* [INPUT FOR THIS TASK]
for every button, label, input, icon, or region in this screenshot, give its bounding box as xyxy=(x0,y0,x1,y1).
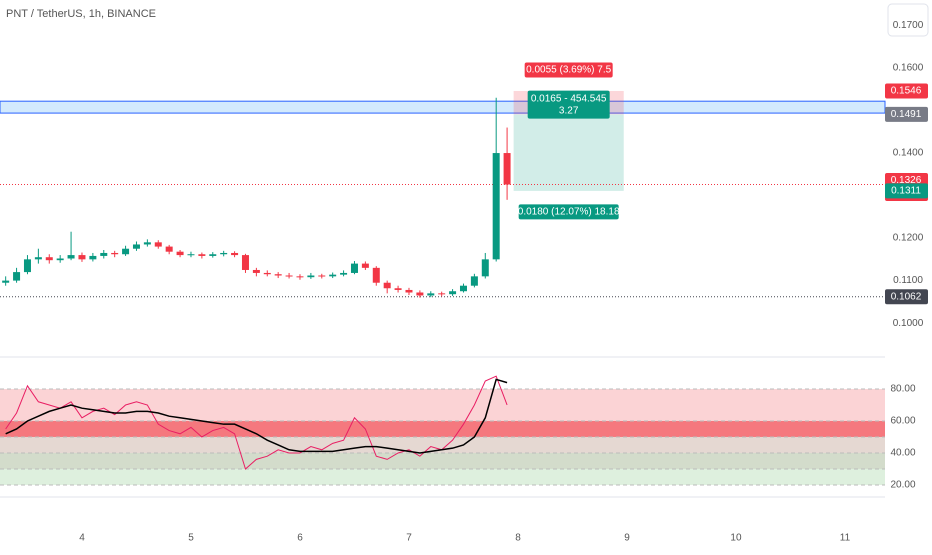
candle-body xyxy=(372,267,380,283)
candle-body xyxy=(2,280,10,283)
candle-body xyxy=(45,257,53,261)
candle-body xyxy=(438,293,446,295)
candle-body xyxy=(318,275,326,277)
price-label-box xyxy=(885,106,928,122)
candle-body xyxy=(143,242,151,245)
candle-body xyxy=(176,251,184,256)
candle-body xyxy=(459,285,467,292)
candle-body xyxy=(23,259,31,273)
candle-body xyxy=(209,254,217,256)
stop-label-box xyxy=(524,62,613,78)
candle-body xyxy=(252,269,260,273)
settings-button[interactable] xyxy=(887,3,929,37)
candle-body xyxy=(416,292,424,296)
price-label: 0.1491 xyxy=(891,109,922,120)
candle-body xyxy=(89,255,97,260)
target-zone xyxy=(513,114,624,191)
candle-body xyxy=(100,252,108,256)
y-tick-label: 0.1700 xyxy=(893,20,924,31)
candle-body xyxy=(503,153,511,185)
candle-body xyxy=(198,254,206,256)
rsi-line xyxy=(5,378,508,454)
candle-body xyxy=(307,275,315,278)
rsi-tick-label: 60.00 xyxy=(890,416,915,427)
candle-body xyxy=(274,274,282,276)
target-label: 0.0180 (12.07%) 18.18 xyxy=(518,207,620,218)
rsi-tick-label: 40.00 xyxy=(890,448,915,459)
candle-body xyxy=(427,293,435,296)
x-tick-label: 10 xyxy=(730,533,742,544)
candle-body xyxy=(350,263,358,273)
x-tick-label: 5 xyxy=(188,533,194,544)
candle-body xyxy=(241,255,249,270)
candle-body xyxy=(470,276,478,286)
candle-body xyxy=(34,257,42,260)
mid-label-box xyxy=(527,90,610,119)
candle-body xyxy=(67,255,75,259)
rsi-band xyxy=(0,452,885,469)
candle-body xyxy=(122,248,130,255)
candle-body xyxy=(361,263,369,268)
price-label: 0.1546 xyxy=(891,86,922,97)
candle-body xyxy=(165,246,173,252)
rsi-band xyxy=(0,468,885,485)
candle-body xyxy=(285,275,293,277)
price-label: 0.1062 xyxy=(891,291,922,302)
candle-body xyxy=(449,291,457,295)
x-tick-label: 4 xyxy=(79,533,85,544)
x-tick-label: 9 xyxy=(624,533,630,544)
candle-body xyxy=(154,242,162,247)
rsi-tick-label: 20.00 xyxy=(890,480,915,491)
stop-label: 0.0055 (3.69%) 7.5 xyxy=(526,65,611,76)
y-tick-label: 0.1400 xyxy=(893,148,924,159)
candle-body xyxy=(13,272,21,281)
candle-body xyxy=(394,288,402,290)
y-tick-label: 0.1100 xyxy=(893,275,923,286)
y-tick-label: 0.1000 xyxy=(893,318,924,329)
candle-body xyxy=(187,254,195,256)
rsi-tick-label: 80.00 xyxy=(890,384,915,395)
candle-body xyxy=(340,272,348,275)
candle-body xyxy=(296,276,304,278)
candle-body xyxy=(220,252,228,255)
rsi-band xyxy=(0,436,885,453)
price-label-box xyxy=(885,83,928,99)
x-tick-label: 8 xyxy=(515,533,521,544)
x-tick-label: 6 xyxy=(297,533,303,544)
price-label-box xyxy=(885,183,928,199)
mid-label: 3.27 xyxy=(559,105,579,116)
candle-body xyxy=(383,282,391,289)
candle-body xyxy=(405,289,413,293)
price-label: 0.1311 xyxy=(891,186,921,197)
candle-body xyxy=(492,153,500,260)
candle-body xyxy=(56,258,64,261)
rsi-band xyxy=(0,420,885,437)
candle-body xyxy=(78,255,86,260)
y-tick-label: 0.1200 xyxy=(893,233,924,244)
candle-body xyxy=(263,272,271,275)
candle-body xyxy=(132,244,140,249)
candle-body xyxy=(111,252,119,255)
x-tick-label: 11 xyxy=(840,533,851,544)
x-tick-label: 7 xyxy=(406,533,412,544)
target-label-box xyxy=(518,204,619,220)
candle-body xyxy=(481,259,489,277)
rsi-band xyxy=(0,388,885,421)
candle-body xyxy=(329,274,337,277)
candle-body xyxy=(231,252,239,256)
chart-header: PNT / TetherUS, 1h, BINANCE xyxy=(6,8,156,20)
price-label: 0.1326 xyxy=(891,175,922,186)
y-tick-label: 0.1600 xyxy=(893,63,924,74)
zone xyxy=(0,100,886,114)
mid-label: 0.0165 - 454.545 xyxy=(531,93,607,104)
price-label-box xyxy=(885,289,928,305)
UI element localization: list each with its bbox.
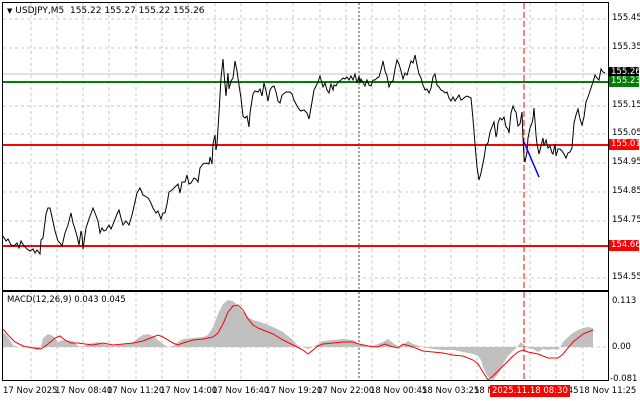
time-label: 18 Nov 11:25 bbox=[579, 386, 637, 396]
time-label: 17 Nov 14:00 bbox=[160, 386, 218, 396]
collapse-triangle-icon[interactable]: ▼ bbox=[7, 7, 13, 15]
time-label: 17 Nov 16:40 bbox=[212, 386, 270, 396]
time-label: 17 Nov 22:00 bbox=[317, 386, 375, 396]
time-label: 18 Nov 00:45 bbox=[370, 386, 428, 396]
macd-pane[interactable]: MACD(12,26,9) 0.043 0.045 bbox=[2, 291, 609, 381]
price-chart-pane[interactable]: ▼ USDJPY,M5 155.22 155.27 155.22 155.26 bbox=[2, 2, 609, 291]
macd-signal-line bbox=[3, 304, 594, 380]
price-chart-svg bbox=[3, 3, 608, 290]
price-tick: 154.85 bbox=[612, 186, 640, 196]
red-lower-level-tag: 154.66 bbox=[609, 240, 640, 251]
green-level-tag: 155.23 bbox=[609, 76, 640, 87]
price-tick: 154.55 bbox=[612, 272, 640, 282]
time-marker-tag: 2025.11.18 08:30 bbox=[490, 385, 570, 397]
macd-label: MACD(12,26,9) 0.043 0.045 bbox=[7, 295, 126, 305]
price-tick: 155.35 bbox=[612, 42, 640, 52]
current-price-tag: 155.26 bbox=[609, 67, 640, 78]
price-tick: 155.45 bbox=[612, 13, 640, 23]
ohlc-values: 155.22 155.27 155.22 155.26 bbox=[69, 6, 205, 16]
time-label: 18 N bbox=[474, 386, 494, 396]
macd-tick: -0.081 bbox=[610, 374, 638, 384]
time-label: 17 Nov 11:20 bbox=[107, 386, 165, 396]
price-tick: 155.05 bbox=[612, 128, 640, 138]
chart-title: ▼ USDJPY,M5 155.22 155.27 155.22 155.26 bbox=[7, 6, 205, 16]
time-label: 18 Nov 03:25 bbox=[422, 386, 480, 396]
symbol-timeframe: USDJPY,M5 bbox=[15, 6, 65, 16]
time-label: 17 Nov 08:40 bbox=[55, 386, 113, 396]
macd-tick: 0.113 bbox=[612, 296, 637, 306]
time-label: 17 Nov 19:20 bbox=[265, 386, 323, 396]
macd-svg bbox=[3, 292, 608, 380]
price-line bbox=[3, 54, 606, 256]
macd-tick: 0.00 bbox=[612, 342, 631, 352]
red-upper-level-tag: 155.01 bbox=[609, 139, 640, 150]
price-tick: 154.95 bbox=[612, 157, 640, 167]
price-tick: 155.15 bbox=[612, 100, 640, 110]
time-label: 17 Nov 2025 bbox=[3, 386, 58, 396]
price-tick: 154.75 bbox=[612, 215, 640, 225]
blue-trend-line bbox=[523, 141, 540, 178]
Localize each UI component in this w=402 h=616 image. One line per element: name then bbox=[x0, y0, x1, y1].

* [REQUIREMENTS] Gather every line in the items above that contains the string "stop", copying each one in full. Matching is case-sensitive.

* [THE RESPONSE]
stop-label-box xyxy=(524,62,613,78)
stop-label: 0.0055 (3.69%) 7.5 xyxy=(526,65,611,76)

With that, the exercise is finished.